---------- EXCERPTED DATA

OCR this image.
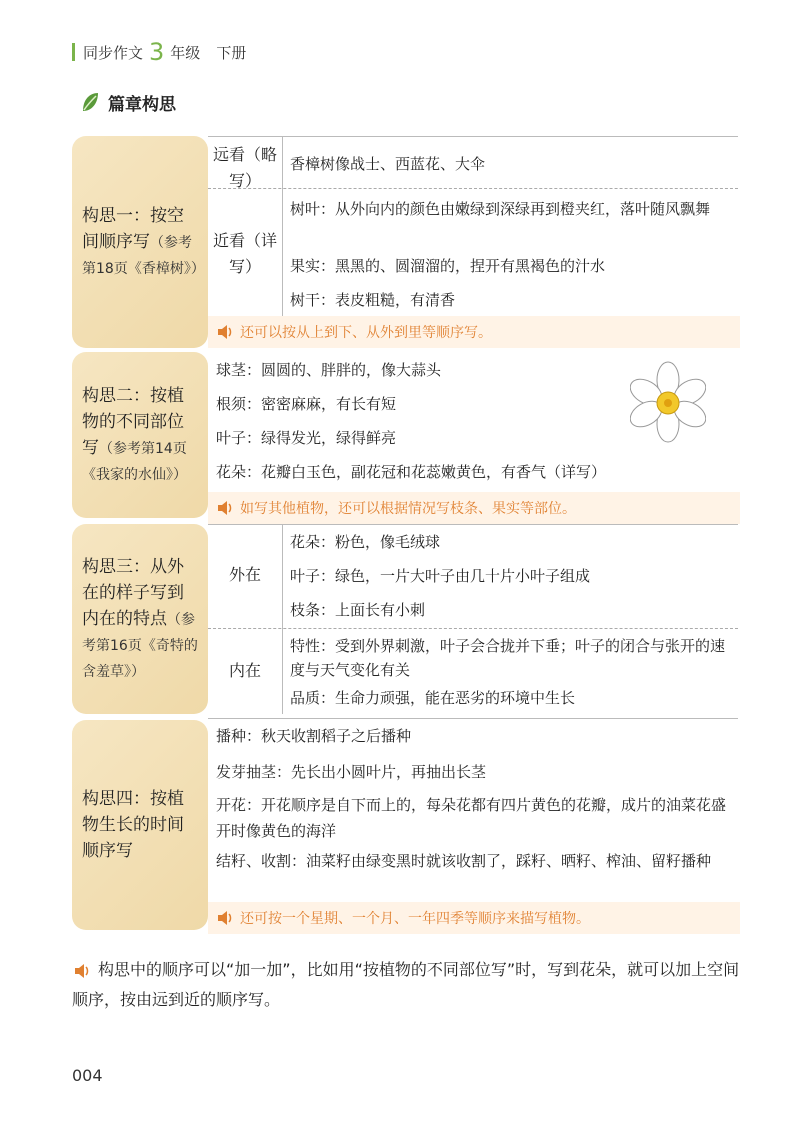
同步作文 3 年级 下册
篇章构思
构思一：按空间顺序写（参考第18页《香樟树》）
远看（略写）
香樟树像战士、西蓝花、大伞
近看（详写）
树叶：从外向内的颜色由嫩绿到深绿再到橙夹红，落叶随风飘舞
果实：黑黑的、圆溜溜的，捏开有黑褐色的汁水
树干：表皮粗糙，有清香
还可以按从上到下、从外到里等顺序写。
构思二：按植物的不同部位写（参考第14页《我家的水仙》）
球茎：圆圆的、胖胖的，像大蒜头
根须：密密麻麻，有长有短
叶子：绿得发光，绿得鲜亮
花朵：花瓣白玉色，副花冠和花蕊嫩黄色，有香气（详写）
如写其他植物，还可以根据情况写枝条、果实等部位。
构思三：从外在的样子写到内在的特点（参考第16页《奇特的含羞草》）
外在
花朵：粉色，像毛绒球
叶子：绿色，一片大叶子由几十片小叶子组成
枝条：上面长有小刺
内在
特性：受到外界刺激，叶子会合拢并下垂；叶子的闭合与张开的速度与天气变化有关
品质：生命力顽强，能在恶劣的环境中生长
构思四：按植物生长的时间顺序写
播种：秋天收割稻子之后播种
发芽抽茎：先长出小圆叶片，再抽出长茎
开花：开花顺序是自下而上的，每朵花都有四片黄色的花瓣，成片的油菜花盛开时像黄色的海洋
结籽、收割：油菜籽由绿变黑时就该收割了，踩籽、晒籽、榨油、留籽播种
还可按一个星期、一个月、一年四季等顺序来描写植物。
构思中的顺序可以“加一加”，比如用“按植物的不同部位写”时，写到花朵，就可以加上空间顺序，按由远到近的顺序写。
004
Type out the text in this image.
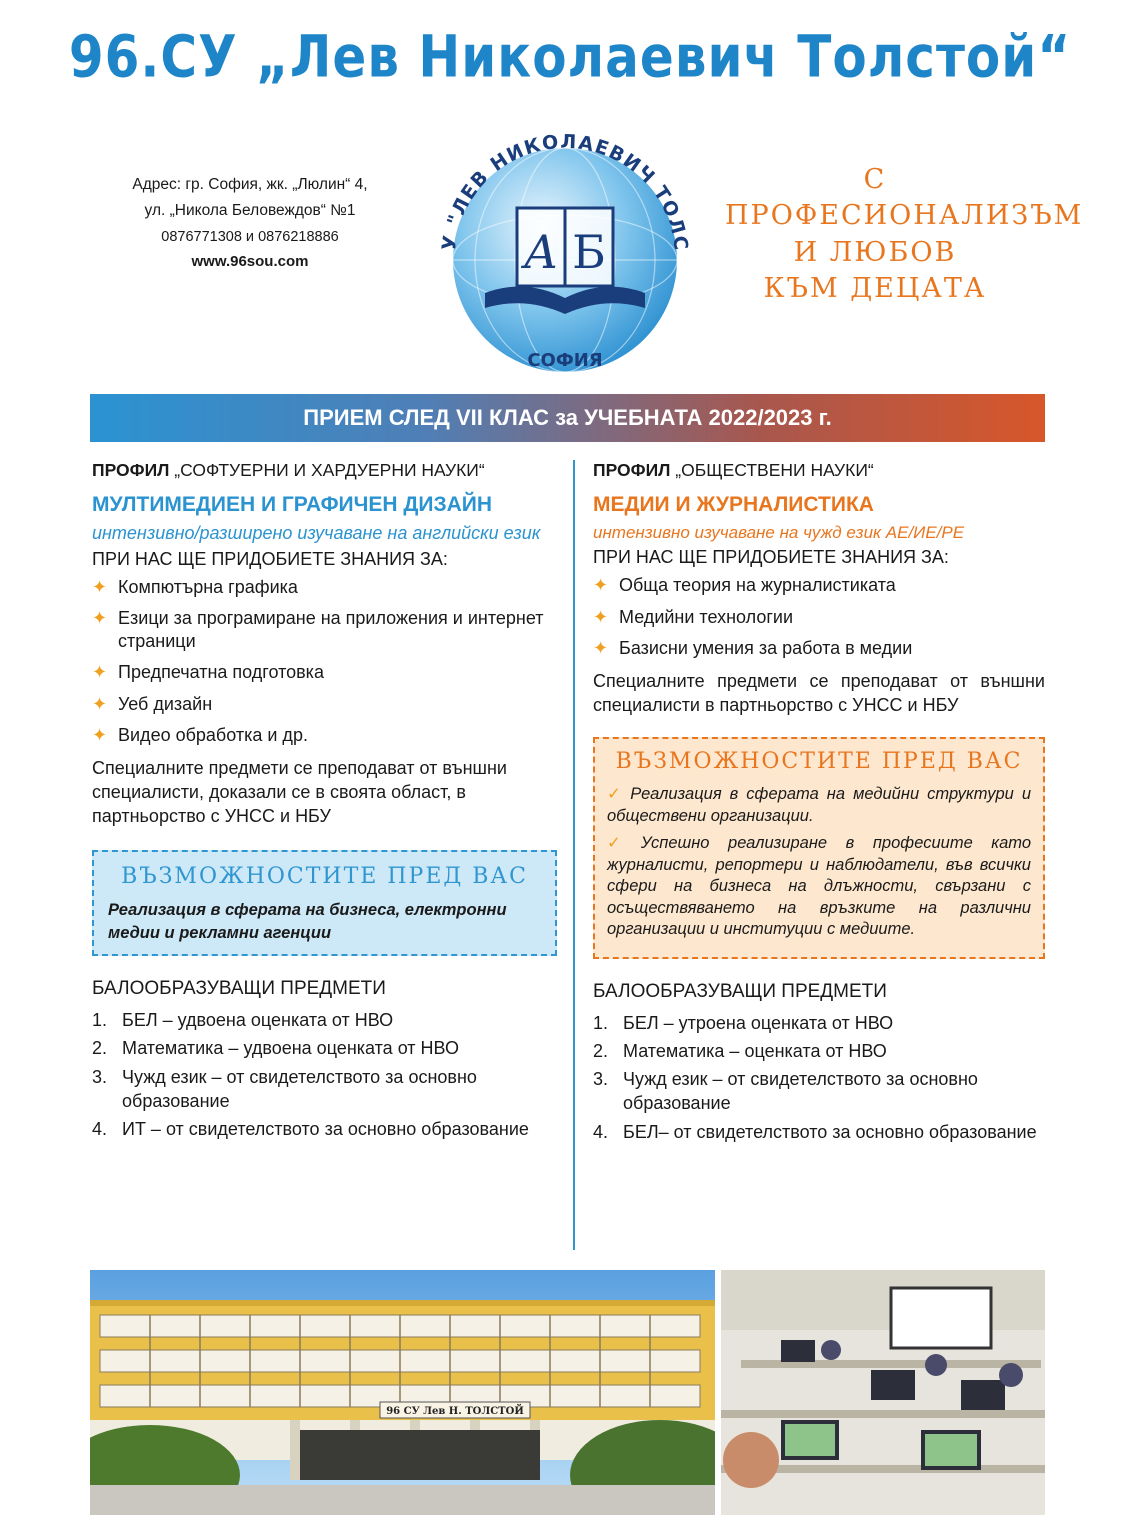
96.СУ „Лев Николаевич Толстой“
Адрес: гр. София, жк. „Люлин“ 4,
ул. „Никола Беловеждов“ №1
0876771308 и 0876218886
www.96sou.com
У "ЛЕВ НИКОЛАЕВИЧ ТОЛС
А Б
СОФИЯ
С ПРОФЕСИОНАЛИЗЪМ
И ЛЮБОВ
КЪМ ДЕЦАТА
ПРИЕМ СЛЕД VII КЛАС за УЧЕБНАТА 2022/2023 г.
ПРОФИЛ „СОФТУЕРНИ И ХАРДУЕРНИ НАУКИ“
МУЛТИМЕДИЕН И ГРАФИЧЕН ДИЗАЙН
интензивно/разширено изучаване на английски език
ПРИ НАС ЩЕ ПРИДОБИЕТЕ ЗНАНИЯ ЗА:
✦ Компютърна графика
✦ Езици за програмиране на приложения и интернет страници
✦ Предпечатна подготовка
✦ Уеб дизайн
✦ Видео обработка и др.
Специалните предмети се преподават от външни специалисти, доказали се в своята област, в партньорство с УНСС и НБУ
ВЪЗМОЖНОСТИТЕ ПРЕД ВАС
Реализация в сферата на бизнеса, електронни медии и рекламни агенции
БАЛООБРАЗУВАЩИ ПРЕДМЕТИ
1. БЕЛ – удвоена оценката от НВО
2. Математика – удвоена оценката от НВО
3. Чужд език – от свидетелството за основно образование
4. ИТ – от свидетелството за основно образование
ПРОФИЛ „ОБЩЕСТВЕНИ НАУКИ“
МЕДИИ И ЖУРНАЛИСТИКА
интензивно изучаване на чужд език АЕ/ИЕ/РЕ
ПРИ НАС ЩЕ ПРИДОБИЕТЕ ЗНАНИЯ ЗА:
✦ Обща теория на журналистиката
✦ Медийни технологии
✦ Базисни умения за работа в медии
Специалните предмети се преподават от външни специалисти в партньорство с УНСС и НБУ
ВЪЗМОЖНОСТИТЕ ПРЕД ВАС
✓ Реализация в сферата на медийни структури и обществени организации.
✓ Успешно реализиране в професиите като журналисти, репортери и наблюдатели, във всички сфери на бизнеса на длъжности, свързани с осъществяването на връзките на различни организации и институции с медиите.
БАЛООБРАЗУВАЩИ ПРЕДМЕТИ
1. БЕЛ – утроена оценката от НВО
2. Математика – оценката от НВО
3. Чужд език – от свидетелството за основно образование
4. БЕЛ– от свидетелството за основно образование
96 СУ Лев Н. ТОЛСТОЙ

--------------------

| BRIEF |
Word for word, quote the full listing, omitting every picture.

| EXERCISE SOLUTION |
OCR this image.
同步作文 3 年级 下册
篇章构思
构思一：按空间顺序写（参考第18页《香樟树》）
远看（略写）
香樟树像战士、西蓝花、大伞
近看（详写）
树叶：从外向内的颜色由嫩绿到深绿再到橙夹红，落叶随风飘舞
果实：黑黑的、圆溜溜的，捏开有黑褐色的汁水
树干：表皮粗糙，有清香
还可以按从上到下、从外到里等顺序写。
构思二：按植物的不同部位写（参考第14页《我家的水仙》）
球茎：圆圆的、胖胖的，像大蒜头
根须：密密麻麻，有长有短
叶子：绿得发光，绿得鲜亮
花朵：花瓣白玉色，副花冠和花蕊嫩黄色，有香气（详写）
如写其他植物，还可以根据情况写枝条、果实等部位。
构思三：从外在的样子写到内在的特点（参考第16页《奇特的含羞草》）
外在
花朵：粉色，像毛绒球
叶子：绿色，一片大叶子由几十片小叶子组成
枝条：上面长有小刺
内在
特性：受到外界刺激，叶子会合拢并下垂；叶子的闭合与张开的速度与天气变化有关
品质：生命力顽强，能在恶劣的环境中生长
构思四：按植物生长的时间顺序写
播种：秋天收割稻子之后播种
发芽抽茎：先长出小圆叶片，再抽出长茎
开花：开花顺序是自下而上的，每朵花都有四片黄色的花瓣，成片的油菜花盛开时像黄色的海洋
结籽、收割：油菜籽由绿变黑时就该收割了，踩籽、晒籽、榨油、留籽播种
还可按一个星期、一个月、一年四季等顺序来描写植物。
构思中的顺序可以“加一加”，比如用“按植物的不同部位写”时，写到花朵，就可以加上空间顺序，按由远到近的顺序写。
004
Type out the text in this image.
96.СУ „Лев Николаевич Толстой“
Адрес: гр. София, жк. „Люлин“ 4,
ул. „Никола Беловеждов“ №1
0876771308 и 0876218886
www.96sou.com
У "ЛЕВ НИКОЛАЕВИЧ ТОЛС
А Б
СОФИЯ
С ПРОФЕСИОНАЛИЗЪМ
И ЛЮБОВ
КЪМ ДЕЦАТА
ПРИЕМ СЛЕД VII КЛАС за УЧЕБНАТА 2022/2023 г.
ПРОФИЛ „СОФТУЕРНИ И ХАРДУЕРНИ НАУКИ“
МУЛТИМЕДИЕН И ГРАФИЧЕН ДИЗАЙН
интензивно/разширено изучаване на английски език
ПРИ НАС ЩЕ ПРИДОБИЕТЕ ЗНАНИЯ ЗА:
✦ Компютърна графика
✦ Езици за програмиране на приложения и интернет страници
✦ Предпечатна подготовка
✦ Уеб дизайн
✦ Видео обработка и др.
Специалните предмети се преподават от външни специалисти, доказали се в своята област, в партньорство с УНСС и НБУ
ВЪЗМОЖНОСТИТЕ ПРЕД ВАС
Реализация в сферата на бизнеса, електронни медии и рекламни агенции
БАЛООБРАЗУВАЩИ ПРЕДМЕТИ
1. БЕЛ – удвоена оценката от НВО
2. Математика – удвоена оценката от НВО
3. Чужд език – от свидетелството за основно образование
4. ИТ – от свидетелството за основно образование
ПРОФИЛ „ОБЩЕСТВЕНИ НАУКИ“
МЕДИИ И ЖУРНАЛИСТИКА
интензивно изучаване на чужд език АЕ/ИЕ/РЕ
ПРИ НАС ЩЕ ПРИДОБИЕТЕ ЗНАНИЯ ЗА:
✦ Обща теория на журналистиката
✦ Медийни технологии
✦ Базисни умения за работа в медии
Специалните предмети се преподават от външни специалисти в партньорство с УНСС и НБУ
ВЪЗМОЖНОСТИТЕ ПРЕД ВАС
✓ Реализация в сферата на медийни структури и обществени организации.
✓ Успешно реализиране в професиите като журналисти, репортери и наблюдатели, във всички сфери на бизнеса на длъжности, свързани с осъществяването на връзките на различни организации и институции с медиите.
БАЛООБРАЗУВАЩИ ПРЕДМЕТИ
1. БЕЛ – утроена оценката от НВО
2. Математика – оценката от НВО
3. Чужд език – от свидетелството за основно образование
4. БЕЛ– от свидетелството за основно образование
96 СУ Лев Н. ТОЛСТОЙ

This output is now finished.